_Exercise objective:_
Copy the records below exactly as they appear.

_Record extracts:_
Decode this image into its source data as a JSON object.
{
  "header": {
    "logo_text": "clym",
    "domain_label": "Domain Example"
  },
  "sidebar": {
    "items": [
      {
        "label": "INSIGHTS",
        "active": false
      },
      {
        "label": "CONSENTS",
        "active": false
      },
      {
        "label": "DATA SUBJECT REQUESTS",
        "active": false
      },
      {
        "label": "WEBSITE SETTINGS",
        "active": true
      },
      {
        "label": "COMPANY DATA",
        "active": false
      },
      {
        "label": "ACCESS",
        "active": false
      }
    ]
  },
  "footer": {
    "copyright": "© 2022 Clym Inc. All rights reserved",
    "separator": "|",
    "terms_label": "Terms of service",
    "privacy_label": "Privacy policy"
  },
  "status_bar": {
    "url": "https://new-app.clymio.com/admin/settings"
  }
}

_Solution to the problem:_
Decode this image into its source data as a JSON object.
{
  "header": {
    "logo_text": "clym",
    "domain_label": "Domain Example"
  },
  "sidebar": {
    "items": [
      {
        "label": "INSIGHTS",
        "active": false
      },
      {
        "label": "CONSENTS",
        "active": false
      },
      {
        "label": "DATA SUBJECT REQUESTS",
        "active": false
      },
      {
        "label": "WEBSITE SETTINGS",
        "active": true
      },
      {
        "label": "COMPANY DATA",
        "active": false
      },
      {
        "label": "ACCESS",
        "active": false
      }
    ]
  },
  "footer": {
    "copyright": "© 2022 Clym Inc. All rights reserved",
    "separator": "|",
    "terms_label": "Terms of service",
    "privacy_label": "Privacy policy"
  },
  "status_bar": {
    "url": "https://new-app.clymio.com/admin/settings"
  }
}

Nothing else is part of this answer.